TASK DIRECTIONS: Output every line of the material exactly, omitting images.

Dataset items
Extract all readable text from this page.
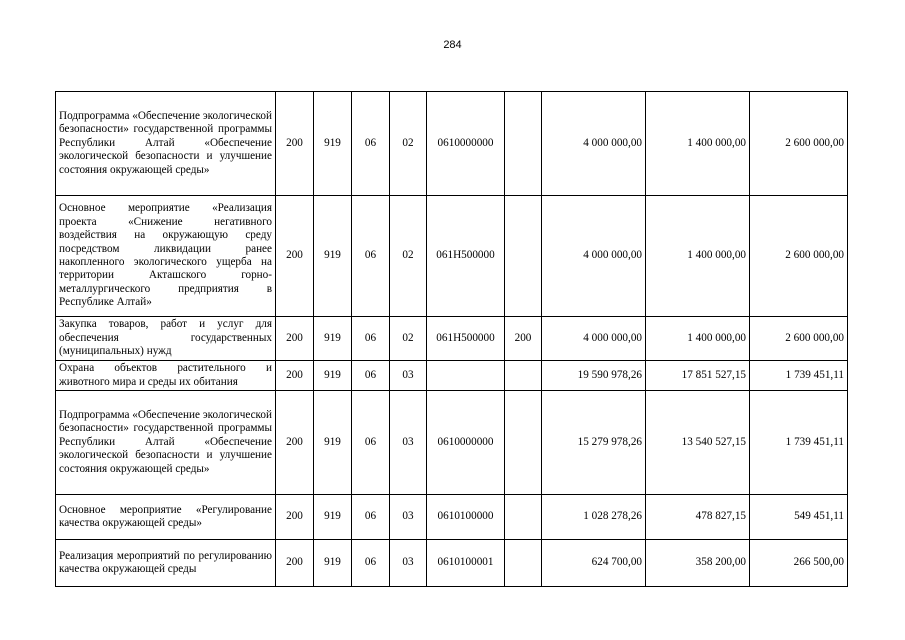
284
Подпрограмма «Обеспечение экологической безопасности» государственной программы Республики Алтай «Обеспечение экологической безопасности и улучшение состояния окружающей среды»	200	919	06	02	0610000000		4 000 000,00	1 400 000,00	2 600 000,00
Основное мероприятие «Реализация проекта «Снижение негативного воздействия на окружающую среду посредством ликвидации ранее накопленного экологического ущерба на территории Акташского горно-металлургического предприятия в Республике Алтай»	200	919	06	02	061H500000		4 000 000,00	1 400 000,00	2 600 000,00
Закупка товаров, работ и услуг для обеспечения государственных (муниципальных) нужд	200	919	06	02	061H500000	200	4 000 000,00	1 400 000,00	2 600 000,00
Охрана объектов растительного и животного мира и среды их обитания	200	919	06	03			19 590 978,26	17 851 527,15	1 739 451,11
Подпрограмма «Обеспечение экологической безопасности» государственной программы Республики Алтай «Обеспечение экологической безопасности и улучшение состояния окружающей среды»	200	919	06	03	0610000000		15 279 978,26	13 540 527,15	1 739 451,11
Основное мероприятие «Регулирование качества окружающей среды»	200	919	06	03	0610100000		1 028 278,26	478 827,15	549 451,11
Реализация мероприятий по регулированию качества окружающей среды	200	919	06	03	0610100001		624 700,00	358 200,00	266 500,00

RESULT OF THIS EXERCISE:
Extract all readable text from this page.
284
Подпрограмма «Обеспечение экологической безопасности» государственной программы Республики Алтай «Обеспечение экологической безопасности и улучшение состояния окружающей среды»	200	919	06	02	0610000000		4 000 000,00	1 400 000,00	2 600 000,00
Основное мероприятие «Реализация проекта «Снижение негативного воздействия на окружающую среду посредством ликвидации ранее накопленного экологического ущерба на территории Акташского горно-металлургического предприятия в Республике Алтай»	200	919	06	02	061H500000		4 000 000,00	1 400 000,00	2 600 000,00
Закупка товаров, работ и услуг для обеспечения государственных (муниципальных) нужд	200	919	06	02	061H500000	200	4 000 000,00	1 400 000,00	2 600 000,00
Охрана объектов растительного и животного мира и среды их обитания	200	919	06	03			19 590 978,26	17 851 527,15	1 739 451,11
Подпрограмма «Обеспечение экологической безопасности» государственной программы Республики Алтай «Обеспечение экологической безопасности и улучшение состояния окружающей среды»	200	919	06	03	0610000000		15 279 978,26	13 540 527,15	1 739 451,11
Основное мероприятие «Регулирование качества окружающей среды»	200	919	06	03	0610100000		1 028 278,26	478 827,15	549 451,11
Реализация мероприятий по регулированию качества окружающей среды	200	919	06	03	0610100001		624 700,00	358 200,00	266 500,00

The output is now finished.